BEGIN RECORDS TO PROCESS

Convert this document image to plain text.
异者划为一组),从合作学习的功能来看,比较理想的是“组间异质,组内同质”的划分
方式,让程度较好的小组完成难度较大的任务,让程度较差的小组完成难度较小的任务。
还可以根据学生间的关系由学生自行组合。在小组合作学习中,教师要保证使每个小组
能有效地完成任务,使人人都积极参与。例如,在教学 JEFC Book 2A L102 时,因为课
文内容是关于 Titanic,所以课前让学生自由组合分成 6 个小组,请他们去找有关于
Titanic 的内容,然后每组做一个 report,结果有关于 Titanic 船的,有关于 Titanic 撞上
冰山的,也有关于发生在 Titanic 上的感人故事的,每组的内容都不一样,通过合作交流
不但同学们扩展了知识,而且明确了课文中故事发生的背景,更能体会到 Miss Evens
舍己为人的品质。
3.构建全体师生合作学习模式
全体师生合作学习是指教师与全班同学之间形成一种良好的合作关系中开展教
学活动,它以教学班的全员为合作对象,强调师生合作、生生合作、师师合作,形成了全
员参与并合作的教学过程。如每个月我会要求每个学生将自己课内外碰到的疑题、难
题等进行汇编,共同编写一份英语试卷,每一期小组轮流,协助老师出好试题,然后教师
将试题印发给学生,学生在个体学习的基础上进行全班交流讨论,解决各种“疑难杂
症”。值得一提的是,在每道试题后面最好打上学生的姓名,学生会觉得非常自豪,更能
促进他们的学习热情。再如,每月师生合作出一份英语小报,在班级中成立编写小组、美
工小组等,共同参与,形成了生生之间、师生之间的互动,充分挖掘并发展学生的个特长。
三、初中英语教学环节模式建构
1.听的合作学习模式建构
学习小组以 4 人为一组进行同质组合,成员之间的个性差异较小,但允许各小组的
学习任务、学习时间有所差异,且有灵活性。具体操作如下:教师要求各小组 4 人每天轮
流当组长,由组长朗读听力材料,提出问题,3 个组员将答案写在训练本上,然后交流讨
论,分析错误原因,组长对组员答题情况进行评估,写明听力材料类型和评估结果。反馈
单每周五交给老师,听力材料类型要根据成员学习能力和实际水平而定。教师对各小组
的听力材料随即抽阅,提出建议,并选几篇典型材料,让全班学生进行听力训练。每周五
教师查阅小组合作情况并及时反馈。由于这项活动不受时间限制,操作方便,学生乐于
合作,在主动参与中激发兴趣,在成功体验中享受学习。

END RECORDS TO PROCESS
BEGIN RECORDS TO PROCESS

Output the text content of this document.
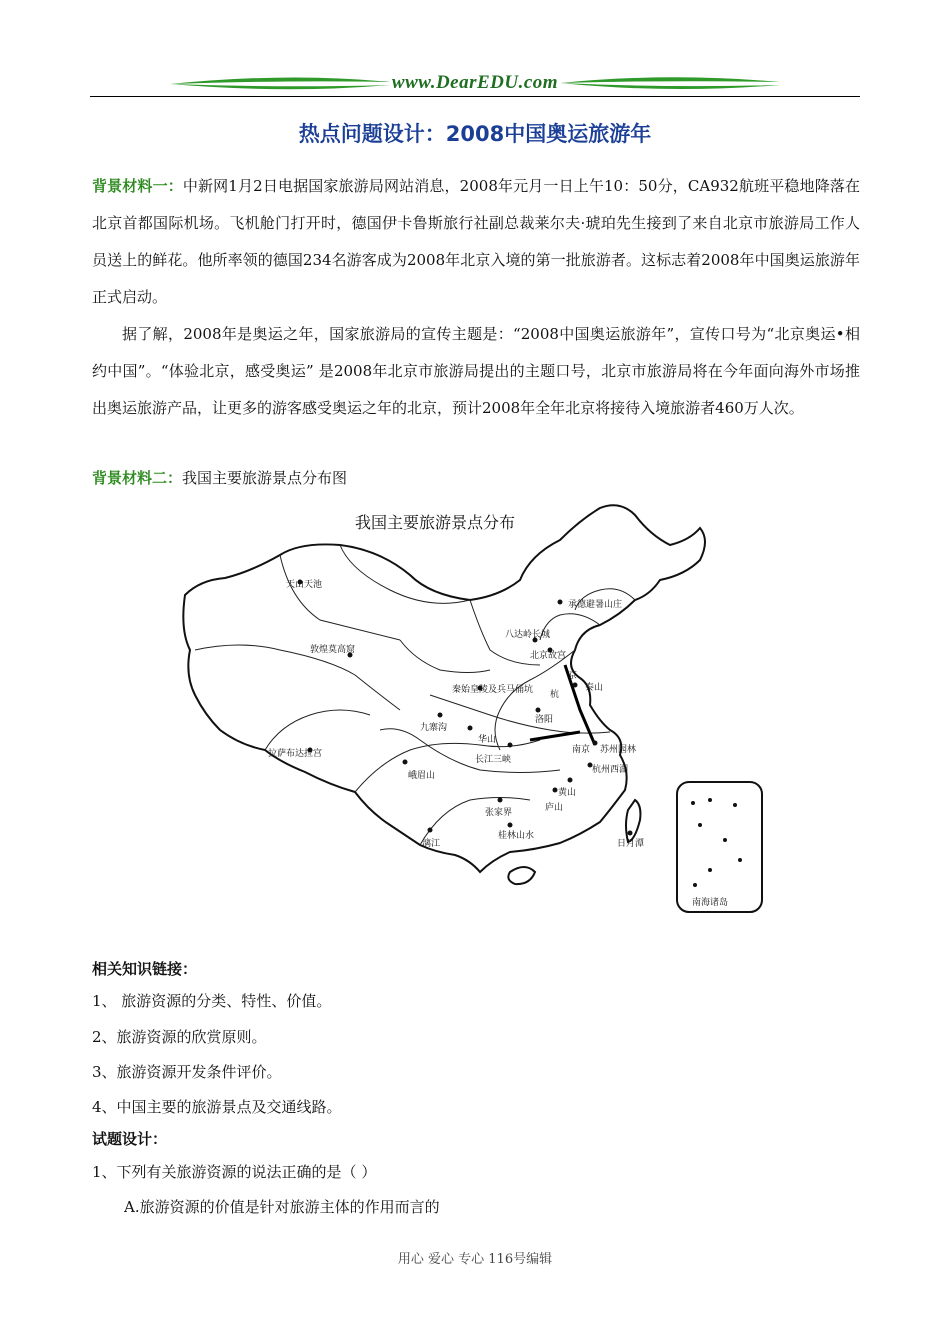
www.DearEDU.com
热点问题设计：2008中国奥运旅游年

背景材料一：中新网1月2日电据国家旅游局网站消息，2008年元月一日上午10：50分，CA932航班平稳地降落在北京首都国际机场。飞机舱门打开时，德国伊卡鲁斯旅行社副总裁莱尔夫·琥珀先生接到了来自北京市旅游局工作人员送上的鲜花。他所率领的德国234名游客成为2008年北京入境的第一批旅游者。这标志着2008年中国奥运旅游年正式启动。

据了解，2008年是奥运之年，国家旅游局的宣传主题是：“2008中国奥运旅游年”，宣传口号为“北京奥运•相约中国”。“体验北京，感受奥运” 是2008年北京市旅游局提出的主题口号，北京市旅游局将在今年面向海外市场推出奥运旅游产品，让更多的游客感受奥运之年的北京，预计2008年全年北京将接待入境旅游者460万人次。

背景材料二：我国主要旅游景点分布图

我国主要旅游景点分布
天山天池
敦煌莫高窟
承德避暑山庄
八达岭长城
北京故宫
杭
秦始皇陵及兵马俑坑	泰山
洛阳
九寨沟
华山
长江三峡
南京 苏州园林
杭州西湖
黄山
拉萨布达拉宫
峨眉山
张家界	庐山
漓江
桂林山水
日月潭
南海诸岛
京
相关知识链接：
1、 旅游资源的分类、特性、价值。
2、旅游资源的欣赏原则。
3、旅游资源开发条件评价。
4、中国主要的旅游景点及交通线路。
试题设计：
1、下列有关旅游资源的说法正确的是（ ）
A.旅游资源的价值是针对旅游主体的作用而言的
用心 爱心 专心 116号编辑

END RECORDS TO PROCESS

### [STATED PROBLEM]
From the listing above, return each line with the word "Titanic".

### [EXPECTED OUTPUT]
文内容是关于 Titanic,所以课前让学生自由组合分成 6 个小组,请他们去找有关于
Titanic 的内容,然后每组做一个 report,结果有关于 Titanic 船的,有关于 Titanic 撞上
冰山的,也有关于发生在 Titanic 上的感人故事的,每组的内容都不一样,通过合作交流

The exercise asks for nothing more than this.